■ WRITTEN INSTRUCTION
Below are records to be output exactly, every one of them.

■ RECORDS TO PROCESS
+---+

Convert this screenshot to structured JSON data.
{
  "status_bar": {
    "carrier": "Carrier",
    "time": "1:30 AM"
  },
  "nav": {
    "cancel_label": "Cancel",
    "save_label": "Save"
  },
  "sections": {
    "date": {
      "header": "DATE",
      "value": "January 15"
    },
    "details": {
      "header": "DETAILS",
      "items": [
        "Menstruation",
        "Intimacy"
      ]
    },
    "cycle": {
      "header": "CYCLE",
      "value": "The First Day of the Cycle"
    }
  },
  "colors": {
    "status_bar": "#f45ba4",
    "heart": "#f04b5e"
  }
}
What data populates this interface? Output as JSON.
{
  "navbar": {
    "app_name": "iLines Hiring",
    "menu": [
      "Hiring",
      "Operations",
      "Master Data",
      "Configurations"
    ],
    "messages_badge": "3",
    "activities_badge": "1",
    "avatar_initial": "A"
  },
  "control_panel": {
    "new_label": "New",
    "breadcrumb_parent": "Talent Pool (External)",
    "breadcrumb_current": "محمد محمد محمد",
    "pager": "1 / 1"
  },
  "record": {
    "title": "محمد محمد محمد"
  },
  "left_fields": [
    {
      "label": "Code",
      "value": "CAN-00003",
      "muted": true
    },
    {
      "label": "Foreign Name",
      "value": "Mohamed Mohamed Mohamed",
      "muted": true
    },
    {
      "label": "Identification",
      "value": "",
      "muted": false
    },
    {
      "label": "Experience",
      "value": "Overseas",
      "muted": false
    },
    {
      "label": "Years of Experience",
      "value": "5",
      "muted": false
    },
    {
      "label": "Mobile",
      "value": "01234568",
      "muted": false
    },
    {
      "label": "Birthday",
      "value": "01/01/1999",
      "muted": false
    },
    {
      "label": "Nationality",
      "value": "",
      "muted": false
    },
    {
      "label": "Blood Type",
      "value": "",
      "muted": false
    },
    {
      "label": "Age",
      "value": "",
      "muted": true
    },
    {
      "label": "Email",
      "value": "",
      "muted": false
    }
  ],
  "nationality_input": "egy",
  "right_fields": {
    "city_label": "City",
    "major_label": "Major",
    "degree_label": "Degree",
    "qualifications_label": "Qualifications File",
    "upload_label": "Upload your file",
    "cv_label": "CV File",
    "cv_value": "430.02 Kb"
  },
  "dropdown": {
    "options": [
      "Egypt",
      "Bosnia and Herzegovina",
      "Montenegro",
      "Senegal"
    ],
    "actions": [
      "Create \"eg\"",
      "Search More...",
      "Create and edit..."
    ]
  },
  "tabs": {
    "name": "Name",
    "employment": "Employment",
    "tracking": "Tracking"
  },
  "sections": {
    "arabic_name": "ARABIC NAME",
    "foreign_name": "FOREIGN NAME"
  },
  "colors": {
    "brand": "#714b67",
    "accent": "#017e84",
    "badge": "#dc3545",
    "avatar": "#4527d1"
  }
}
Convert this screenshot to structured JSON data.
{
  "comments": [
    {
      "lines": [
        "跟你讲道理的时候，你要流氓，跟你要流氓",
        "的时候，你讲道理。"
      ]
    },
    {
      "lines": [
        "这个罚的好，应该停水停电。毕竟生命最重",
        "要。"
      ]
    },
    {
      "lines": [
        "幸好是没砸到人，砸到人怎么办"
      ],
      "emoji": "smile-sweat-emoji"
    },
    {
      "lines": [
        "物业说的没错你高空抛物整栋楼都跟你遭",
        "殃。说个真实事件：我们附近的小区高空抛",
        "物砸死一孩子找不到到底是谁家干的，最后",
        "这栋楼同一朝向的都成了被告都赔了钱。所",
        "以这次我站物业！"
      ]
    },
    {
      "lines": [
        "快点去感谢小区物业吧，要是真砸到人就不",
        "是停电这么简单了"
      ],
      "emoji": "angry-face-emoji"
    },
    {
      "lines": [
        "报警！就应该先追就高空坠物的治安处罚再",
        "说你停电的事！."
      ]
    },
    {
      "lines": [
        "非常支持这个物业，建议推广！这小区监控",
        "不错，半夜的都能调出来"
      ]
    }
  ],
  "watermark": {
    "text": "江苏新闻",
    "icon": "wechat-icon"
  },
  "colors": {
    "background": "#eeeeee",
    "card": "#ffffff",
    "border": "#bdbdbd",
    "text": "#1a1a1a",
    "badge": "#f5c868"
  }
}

+---+

■ COMPLETED TASK
Convert this screenshot to structured JSON data.
{
  "status_bar": {
    "carrier": "Carrier",
    "time": "1:30 AM"
  },
  "nav": {
    "cancel_label": "Cancel",
    "save_label": "Save"
  },
  "sections": {
    "date": {
      "header": "DATE",
      "value": "January 15"
    },
    "details": {
      "header": "DETAILS",
      "items": [
        "Menstruation",
        "Intimacy"
      ]
    },
    "cycle": {
      "header": "CYCLE",
      "value": "The First Day of the Cycle"
    }
  },
  "colors": {
    "status_bar": "#f45ba4",
    "heart": "#f04b5e"
  }
}
What data populates this interface? Output as JSON.
{
  "navbar": {
    "app_name": "iLines Hiring",
    "menu": [
      "Hiring",
      "Operations",
      "Master Data",
      "Configurations"
    ],
    "messages_badge": "3",
    "activities_badge": "1",
    "avatar_initial": "A"
  },
  "control_panel": {
    "new_label": "New",
    "breadcrumb_parent": "Talent Pool (External)",
    "breadcrumb_current": "محمد محمد محمد",
    "pager": "1 / 1"
  },
  "record": {
    "title": "محمد محمد محمد"
  },
  "left_fields": [
    {
      "label": "Code",
      "value": "CAN-00003",
      "muted": true
    },
    {
      "label": "Foreign Name",
      "value": "Mohamed Mohamed Mohamed",
      "muted": true
    },
    {
      "label": "Identification",
      "value": "",
      "muted": false
    },
    {
      "label": "Experience",
      "value": "Overseas",
      "muted": false
    },
    {
      "label": "Years of Experience",
      "value": "5",
      "muted": false
    },
    {
      "label": "Mobile",
      "value": "01234568",
      "muted": false
    },
    {
      "label": "Birthday",
      "value": "01/01/1999",
      "muted": false
    },
    {
      "label": "Nationality",
      "value": "",
      "muted": false
    },
    {
      "label": "Blood Type",
      "value": "",
      "muted": false
    },
    {
      "label": "Age",
      "value": "",
      "muted": true
    },
    {
      "label": "Email",
      "value": "",
      "muted": false
    }
  ],
  "nationality_input": "egy",
  "right_fields": {
    "city_label": "City",
    "major_label": "Major",
    "degree_label": "Degree",
    "qualifications_label": "Qualifications File",
    "upload_label": "Upload your file",
    "cv_label": "CV File",
    "cv_value": "430.02 Kb"
  },
  "dropdown": {
    "options": [
      "Egypt",
      "Bosnia and Herzegovina",
      "Montenegro",
      "Senegal"
    ],
    "actions": [
      "Create \"eg\"",
      "Search More...",
      "Create and edit..."
    ]
  },
  "tabs": {
    "name": "Name",
    "employment": "Employment",
    "tracking": "Tracking"
  },
  "sections": {
    "arabic_name": "ARABIC NAME",
    "foreign_name": "FOREIGN NAME"
  },
  "colors": {
    "brand": "#714b67",
    "accent": "#017e84",
    "badge": "#dc3545",
    "avatar": "#4527d1"
  }
}
Convert this screenshot to structured JSON data.
{
  "comments": [
    {
      "lines": [
        "跟你讲道理的时候，你要流氓，跟你要流氓",
        "的时候，你讲道理。"
      ]
    },
    {
      "lines": [
        "这个罚的好，应该停水停电。毕竟生命最重",
        "要。"
      ]
    },
    {
      "lines": [
        "幸好是没砸到人，砸到人怎么办"
      ],
      "emoji": "smile-sweat-emoji"
    },
    {
      "lines": [
        "物业说的没错你高空抛物整栋楼都跟你遭",
        "殃。说个真实事件：我们附近的小区高空抛",
        "物砸死一孩子找不到到底是谁家干的，最后",
        "这栋楼同一朝向的都成了被告都赔了钱。所",
        "以这次我站物业！"
      ]
    },
    {
      "lines": [
        "快点去感谢小区物业吧，要是真砸到人就不",
        "是停电这么简单了"
      ],
      "emoji": "angry-face-emoji"
    },
    {
      "lines": [
        "报警！就应该先追就高空坠物的治安处罚再",
        "说你停电的事！."
      ]
    },
    {
      "lines": [
        "非常支持这个物业，建议推广！这小区监控",
        "不错，半夜的都能调出来"
      ]
    }
  ],
  "watermark": {
    "text": "江苏新闻",
    "icon": "wechat-icon"
  },
  "colors": {
    "background": "#eeeeee",
    "card": "#ffffff",
    "border": "#bdbdbd",
    "text": "#1a1a1a",
    "badge": "#f5c868"
  }
}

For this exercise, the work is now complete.